| RECORDS PROVIDED |
────────

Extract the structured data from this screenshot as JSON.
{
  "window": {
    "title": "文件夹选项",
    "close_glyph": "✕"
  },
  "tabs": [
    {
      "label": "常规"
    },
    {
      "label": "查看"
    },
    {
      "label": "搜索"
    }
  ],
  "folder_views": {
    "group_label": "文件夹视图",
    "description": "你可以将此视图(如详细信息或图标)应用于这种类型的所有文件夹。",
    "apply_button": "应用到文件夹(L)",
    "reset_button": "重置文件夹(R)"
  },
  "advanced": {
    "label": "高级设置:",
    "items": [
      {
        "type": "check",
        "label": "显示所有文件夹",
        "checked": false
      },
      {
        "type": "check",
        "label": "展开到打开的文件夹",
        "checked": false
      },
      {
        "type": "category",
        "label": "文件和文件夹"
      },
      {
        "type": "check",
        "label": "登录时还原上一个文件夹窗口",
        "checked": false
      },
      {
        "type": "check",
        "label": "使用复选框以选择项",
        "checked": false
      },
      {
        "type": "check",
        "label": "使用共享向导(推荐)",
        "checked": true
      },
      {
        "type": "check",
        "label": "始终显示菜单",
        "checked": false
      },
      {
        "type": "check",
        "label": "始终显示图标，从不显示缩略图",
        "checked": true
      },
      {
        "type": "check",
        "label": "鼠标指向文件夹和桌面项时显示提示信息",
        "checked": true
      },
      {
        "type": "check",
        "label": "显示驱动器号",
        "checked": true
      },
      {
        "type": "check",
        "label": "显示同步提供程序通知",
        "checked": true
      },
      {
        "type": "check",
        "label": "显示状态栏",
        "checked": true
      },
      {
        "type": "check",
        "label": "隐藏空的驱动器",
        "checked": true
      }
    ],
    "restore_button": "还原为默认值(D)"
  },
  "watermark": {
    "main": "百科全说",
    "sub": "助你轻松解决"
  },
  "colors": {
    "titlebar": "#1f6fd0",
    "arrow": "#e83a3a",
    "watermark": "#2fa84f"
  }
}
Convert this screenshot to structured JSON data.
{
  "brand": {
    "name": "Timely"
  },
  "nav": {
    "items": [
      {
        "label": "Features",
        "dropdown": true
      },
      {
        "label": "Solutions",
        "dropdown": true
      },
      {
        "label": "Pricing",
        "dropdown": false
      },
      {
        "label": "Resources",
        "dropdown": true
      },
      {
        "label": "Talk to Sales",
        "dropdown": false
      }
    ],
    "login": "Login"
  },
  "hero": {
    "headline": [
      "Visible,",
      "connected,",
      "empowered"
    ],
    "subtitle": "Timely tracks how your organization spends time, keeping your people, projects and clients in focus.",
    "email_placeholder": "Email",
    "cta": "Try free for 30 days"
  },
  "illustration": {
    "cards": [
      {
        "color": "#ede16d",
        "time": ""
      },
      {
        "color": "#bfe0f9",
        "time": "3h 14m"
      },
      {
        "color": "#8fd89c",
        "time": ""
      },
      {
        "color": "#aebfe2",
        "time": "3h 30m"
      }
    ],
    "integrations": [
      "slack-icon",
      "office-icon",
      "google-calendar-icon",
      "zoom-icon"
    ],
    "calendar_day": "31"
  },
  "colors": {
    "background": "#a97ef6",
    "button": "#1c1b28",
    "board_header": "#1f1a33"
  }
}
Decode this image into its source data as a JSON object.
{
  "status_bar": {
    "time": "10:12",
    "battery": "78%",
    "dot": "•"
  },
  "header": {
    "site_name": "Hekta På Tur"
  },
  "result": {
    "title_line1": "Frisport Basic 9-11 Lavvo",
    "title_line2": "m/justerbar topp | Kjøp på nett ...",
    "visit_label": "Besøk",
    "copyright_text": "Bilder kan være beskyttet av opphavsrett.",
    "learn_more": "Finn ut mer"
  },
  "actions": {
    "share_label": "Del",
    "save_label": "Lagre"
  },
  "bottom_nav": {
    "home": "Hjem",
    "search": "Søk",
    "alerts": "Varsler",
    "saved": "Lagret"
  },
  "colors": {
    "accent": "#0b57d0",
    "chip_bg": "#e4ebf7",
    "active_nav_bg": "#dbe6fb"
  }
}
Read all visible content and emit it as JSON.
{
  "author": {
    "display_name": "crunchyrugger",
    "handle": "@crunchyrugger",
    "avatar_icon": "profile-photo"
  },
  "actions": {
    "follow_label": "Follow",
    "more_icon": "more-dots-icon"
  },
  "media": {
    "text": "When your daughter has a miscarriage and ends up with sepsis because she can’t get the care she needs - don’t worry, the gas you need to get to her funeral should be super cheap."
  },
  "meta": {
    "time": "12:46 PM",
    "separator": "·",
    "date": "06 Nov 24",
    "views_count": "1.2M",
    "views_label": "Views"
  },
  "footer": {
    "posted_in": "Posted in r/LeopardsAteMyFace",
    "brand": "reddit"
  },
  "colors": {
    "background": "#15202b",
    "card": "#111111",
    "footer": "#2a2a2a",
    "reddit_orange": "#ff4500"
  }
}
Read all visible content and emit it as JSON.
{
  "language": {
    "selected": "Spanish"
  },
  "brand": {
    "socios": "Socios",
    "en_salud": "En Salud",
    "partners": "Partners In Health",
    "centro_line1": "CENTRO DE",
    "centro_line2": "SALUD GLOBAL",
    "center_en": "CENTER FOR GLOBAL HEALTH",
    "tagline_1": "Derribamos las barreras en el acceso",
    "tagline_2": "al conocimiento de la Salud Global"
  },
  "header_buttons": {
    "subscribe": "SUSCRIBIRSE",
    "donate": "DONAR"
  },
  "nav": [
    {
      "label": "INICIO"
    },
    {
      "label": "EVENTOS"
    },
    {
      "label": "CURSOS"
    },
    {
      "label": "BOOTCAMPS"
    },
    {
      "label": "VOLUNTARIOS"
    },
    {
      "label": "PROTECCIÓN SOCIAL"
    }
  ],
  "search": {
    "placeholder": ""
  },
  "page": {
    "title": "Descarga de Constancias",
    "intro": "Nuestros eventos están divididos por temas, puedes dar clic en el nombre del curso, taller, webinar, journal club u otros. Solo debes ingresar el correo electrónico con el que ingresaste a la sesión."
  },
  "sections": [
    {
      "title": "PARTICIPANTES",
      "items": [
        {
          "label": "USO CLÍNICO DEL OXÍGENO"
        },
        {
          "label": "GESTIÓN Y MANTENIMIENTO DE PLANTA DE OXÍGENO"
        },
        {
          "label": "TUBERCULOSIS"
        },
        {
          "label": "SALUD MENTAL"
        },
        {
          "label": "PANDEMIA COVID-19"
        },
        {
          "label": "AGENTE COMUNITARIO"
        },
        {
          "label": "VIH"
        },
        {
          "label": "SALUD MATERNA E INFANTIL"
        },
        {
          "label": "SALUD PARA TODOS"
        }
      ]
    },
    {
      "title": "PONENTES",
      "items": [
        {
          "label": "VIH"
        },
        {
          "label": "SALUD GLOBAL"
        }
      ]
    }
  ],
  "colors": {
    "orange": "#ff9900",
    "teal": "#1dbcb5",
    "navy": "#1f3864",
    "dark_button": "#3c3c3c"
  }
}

────────

| AIM OF THE EXERCISE |
Quote each line of the listing above exactly.

| REPLY |
Extract the structured data from this screenshot as JSON.
{
  "window": {
    "title": "文件夹选项",
    "close_glyph": "✕"
  },
  "tabs": [
    {
      "label": "常规"
    },
    {
      "label": "查看"
    },
    {
      "label": "搜索"
    }
  ],
  "folder_views": {
    "group_label": "文件夹视图",
    "description": "你可以将此视图(如详细信息或图标)应用于这种类型的所有文件夹。",
    "apply_button": "应用到文件夹(L)",
    "reset_button": "重置文件夹(R)"
  },
  "advanced": {
    "label": "高级设置:",
    "items": [
      {
        "type": "check",
        "label": "显示所有文件夹",
        "checked": false
      },
      {
        "type": "check",
        "label": "展开到打开的文件夹",
        "checked": false
      },
      {
        "type": "category",
        "label": "文件和文件夹"
      },
      {
        "type": "check",
        "label": "登录时还原上一个文件夹窗口",
        "checked": false
      },
      {
        "type": "check",
        "label": "使用复选框以选择项",
        "checked": false
      },
      {
        "type": "check",
        "label": "使用共享向导(推荐)",
        "checked": true
      },
      {
        "type": "check",
        "label": "始终显示菜单",
        "checked": false
      },
      {
        "type": "check",
        "label": "始终显示图标，从不显示缩略图",
        "checked": true
      },
      {
        "type": "check",
        "label": "鼠标指向文件夹和桌面项时显示提示信息",
        "checked": true
      },
      {
        "type": "check",
        "label": "显示驱动器号",
        "checked": true
      },
      {
        "type": "check",
        "label": "显示同步提供程序通知",
        "checked": true
      },
      {
        "type": "check",
        "label": "显示状态栏",
        "checked": true
      },
      {
        "type": "check",
        "label": "隐藏空的驱动器",
        "checked": true
      }
    ],
    "restore_button": "还原为默认值(D)"
  },
  "watermark": {
    "main": "百科全说",
    "sub": "助你轻松解决"
  },
  "colors": {
    "titlebar": "#1f6fd0",
    "arrow": "#e83a3a",
    "watermark": "#2fa84f"
  }
}
Convert this screenshot to structured JSON data.
{
  "brand": {
    "name": "Timely"
  },
  "nav": {
    "items": [
      {
        "label": "Features",
        "dropdown": true
      },
      {
        "label": "Solutions",
        "dropdown": true
      },
      {
        "label": "Pricing",
        "dropdown": false
      },
      {
        "label": "Resources",
        "dropdown": true
      },
      {
        "label": "Talk to Sales",
        "dropdown": false
      }
    ],
    "login": "Login"
  },
  "hero": {
    "headline": [
      "Visible,",
      "connected,",
      "empowered"
    ],
    "subtitle": "Timely tracks how your organization spends time, keeping your people, projects and clients in focus.",
    "email_placeholder": "Email",
    "cta": "Try free for 30 days"
  },
  "illustration": {
    "cards": [
      {
        "color": "#ede16d",
        "time": ""
      },
      {
        "color": "#bfe0f9",
        "time": "3h 14m"
      },
      {
        "color": "#8fd89c",
        "time": ""
      },
      {
        "color": "#aebfe2",
        "time": "3h 30m"
      }
    ],
    "integrations": [
      "slack-icon",
      "office-icon",
      "google-calendar-icon",
      "zoom-icon"
    ],
    "calendar_day": "31"
  },
  "colors": {
    "background": "#a97ef6",
    "button": "#1c1b28",
    "board_header": "#1f1a33"
  }
}
Decode this image into its source data as a JSON object.
{
  "status_bar": {
    "time": "10:12",
    "battery": "78%",
    "dot": "•"
  },
  "header": {
    "site_name": "Hekta På Tur"
  },
  "result": {
    "title_line1": "Frisport Basic 9-11 Lavvo",
    "title_line2": "m/justerbar topp | Kjøp på nett ...",
    "visit_label": "Besøk",
    "copyright_text": "Bilder kan være beskyttet av opphavsrett.",
    "learn_more": "Finn ut mer"
  },
  "actions": {
    "share_label": "Del",
    "save_label": "Lagre"
  },
  "bottom_nav": {
    "home": "Hjem",
    "search": "Søk",
    "alerts": "Varsler",
    "saved": "Lagret"
  },
  "colors": {
    "accent": "#0b57d0",
    "chip_bg": "#e4ebf7",
    "active_nav_bg": "#dbe6fb"
  }
}
Read all visible content and emit it as JSON.
{
  "author": {
    "display_name": "crunchyrugger",
    "handle": "@crunchyrugger",
    "avatar_icon": "profile-photo"
  },
  "actions": {
    "follow_label": "Follow",
    "more_icon": "more-dots-icon"
  },
  "media": {
    "text": "When your daughter has a miscarriage and ends up with sepsis because she can’t get the care she needs - don’t worry, the gas you need to get to her funeral should be super cheap."
  },
  "meta": {
    "time": "12:46 PM",
    "separator": "·",
    "date": "06 Nov 24",
    "views_count": "1.2M",
    "views_label": "Views"
  },
  "footer": {
    "posted_in": "Posted in r/LeopardsAteMyFace",
    "brand": "reddit"
  },
  "colors": {
    "background": "#15202b",
    "card": "#111111",
    "footer": "#2a2a2a",
    "reddit_orange": "#ff4500"
  }
}
Read all visible content and emit it as JSON.
{
  "language": {
    "selected": "Spanish"
  },
  "brand": {
    "socios": "Socios",
    "en_salud": "En Salud",
    "partners": "Partners In Health",
    "centro_line1": "CENTRO DE",
    "centro_line2": "SALUD GLOBAL",
    "center_en": "CENTER FOR GLOBAL HEALTH",
    "tagline_1": "Derribamos las barreras en el acceso",
    "tagline_2": "al conocimiento de la Salud Global"
  },
  "header_buttons": {
    "subscribe": "SUSCRIBIRSE",
    "donate": "DONAR"
  },
  "nav": [
    {
      "label": "INICIO"
    },
    {
      "label": "EVENTOS"
    },
    {
      "label": "CURSOS"
    },
    {
      "label": "BOOTCAMPS"
    },
    {
      "label": "VOLUNTARIOS"
    },
    {
      "label": "PROTECCIÓN SOCIAL"
    }
  ],
  "search": {
    "placeholder": ""
  },
  "page": {
    "title": "Descarga de Constancias",
    "intro": "Nuestros eventos están divididos por temas, puedes dar clic en el nombre del curso, taller, webinar, journal club u otros. Solo debes ingresar el correo electrónico con el que ingresaste a la sesión."
  },
  "sections": [
    {
      "title": "PARTICIPANTES",
      "items": [
        {
          "label": "USO CLÍNICO DEL OXÍGENO"
        },
        {
          "label": "GESTIÓN Y MANTENIMIENTO DE PLANTA DE OXÍGENO"
        },
        {
          "label": "TUBERCULOSIS"
        },
        {
          "label": "SALUD MENTAL"
        },
        {
          "label": "PANDEMIA COVID-19"
        },
        {
          "label": "AGENTE COMUNITARIO"
        },
        {
          "label": "VIH"
        },
        {
          "label": "SALUD MATERNA E INFANTIL"
        },
        {
          "label": "SALUD PARA TODOS"
        }
      ]
    },
    {
      "title": "PONENTES",
      "items": [
        {
          "label": "VIH"
        },
        {
          "label": "SALUD GLOBAL"
        }
      ]
    }
  ],
  "colors": {
    "orange": "#ff9900",
    "teal": "#1dbcb5",
    "navy": "#1f3864",
    "dark_button": "#3c3c3c"
  }
}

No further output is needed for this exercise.